> _EXERCISE REQUIREMENTS_: Copy the items below word for word, starting at the first line and ending at the line that contains "- intro-suffix: operations:: [457, 4, 530, 21]".

Rows from a layout dataset
————

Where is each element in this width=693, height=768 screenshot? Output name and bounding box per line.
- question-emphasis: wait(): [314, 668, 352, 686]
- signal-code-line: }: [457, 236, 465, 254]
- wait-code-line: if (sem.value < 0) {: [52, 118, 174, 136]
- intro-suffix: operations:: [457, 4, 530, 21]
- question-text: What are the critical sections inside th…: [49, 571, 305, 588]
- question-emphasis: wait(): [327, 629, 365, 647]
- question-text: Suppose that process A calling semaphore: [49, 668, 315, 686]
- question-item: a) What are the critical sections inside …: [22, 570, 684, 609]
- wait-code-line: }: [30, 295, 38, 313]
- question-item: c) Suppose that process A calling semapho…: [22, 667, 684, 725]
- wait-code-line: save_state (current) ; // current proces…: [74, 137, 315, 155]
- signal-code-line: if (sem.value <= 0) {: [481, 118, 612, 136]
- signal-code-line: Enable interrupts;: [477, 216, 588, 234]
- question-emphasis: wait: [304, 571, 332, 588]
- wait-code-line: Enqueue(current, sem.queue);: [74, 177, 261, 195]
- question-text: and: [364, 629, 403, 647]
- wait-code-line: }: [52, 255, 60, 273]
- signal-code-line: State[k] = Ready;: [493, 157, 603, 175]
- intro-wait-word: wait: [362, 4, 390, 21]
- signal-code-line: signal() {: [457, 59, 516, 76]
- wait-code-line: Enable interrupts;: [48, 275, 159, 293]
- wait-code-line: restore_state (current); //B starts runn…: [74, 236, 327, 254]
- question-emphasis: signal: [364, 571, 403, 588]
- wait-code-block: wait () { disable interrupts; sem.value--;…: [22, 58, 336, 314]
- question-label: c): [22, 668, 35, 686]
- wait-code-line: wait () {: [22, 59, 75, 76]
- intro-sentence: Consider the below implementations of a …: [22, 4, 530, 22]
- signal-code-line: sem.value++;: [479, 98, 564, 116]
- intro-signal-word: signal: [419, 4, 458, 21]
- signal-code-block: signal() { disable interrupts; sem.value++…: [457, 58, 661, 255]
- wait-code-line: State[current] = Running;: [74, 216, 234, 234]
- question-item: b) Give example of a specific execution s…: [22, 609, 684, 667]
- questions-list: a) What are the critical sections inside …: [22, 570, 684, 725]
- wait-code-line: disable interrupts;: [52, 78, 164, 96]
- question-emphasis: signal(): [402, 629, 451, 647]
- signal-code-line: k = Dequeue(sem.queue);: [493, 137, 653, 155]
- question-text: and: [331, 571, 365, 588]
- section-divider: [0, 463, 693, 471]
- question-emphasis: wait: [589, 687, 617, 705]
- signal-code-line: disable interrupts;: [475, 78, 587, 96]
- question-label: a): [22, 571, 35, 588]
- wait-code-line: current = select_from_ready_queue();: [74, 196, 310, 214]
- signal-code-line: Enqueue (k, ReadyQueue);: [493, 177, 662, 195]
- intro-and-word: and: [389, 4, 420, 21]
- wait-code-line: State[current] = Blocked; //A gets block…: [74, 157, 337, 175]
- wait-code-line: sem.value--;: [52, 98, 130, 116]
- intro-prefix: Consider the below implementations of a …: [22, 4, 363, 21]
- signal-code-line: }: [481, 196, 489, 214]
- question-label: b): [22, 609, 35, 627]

————

> _ANSWER TO THIS EXERCISE_:
Where is each element in this width=693, height=768 screenshot? Output name and bounding box per line.
- question-emphasis: wait(): [314, 668, 352, 686]
- signal-code-line: }: [457, 236, 465, 254]
- wait-code-line: if (sem.value < 0) {: [52, 118, 174, 136]
- intro-suffix: operations:: [457, 4, 530, 21]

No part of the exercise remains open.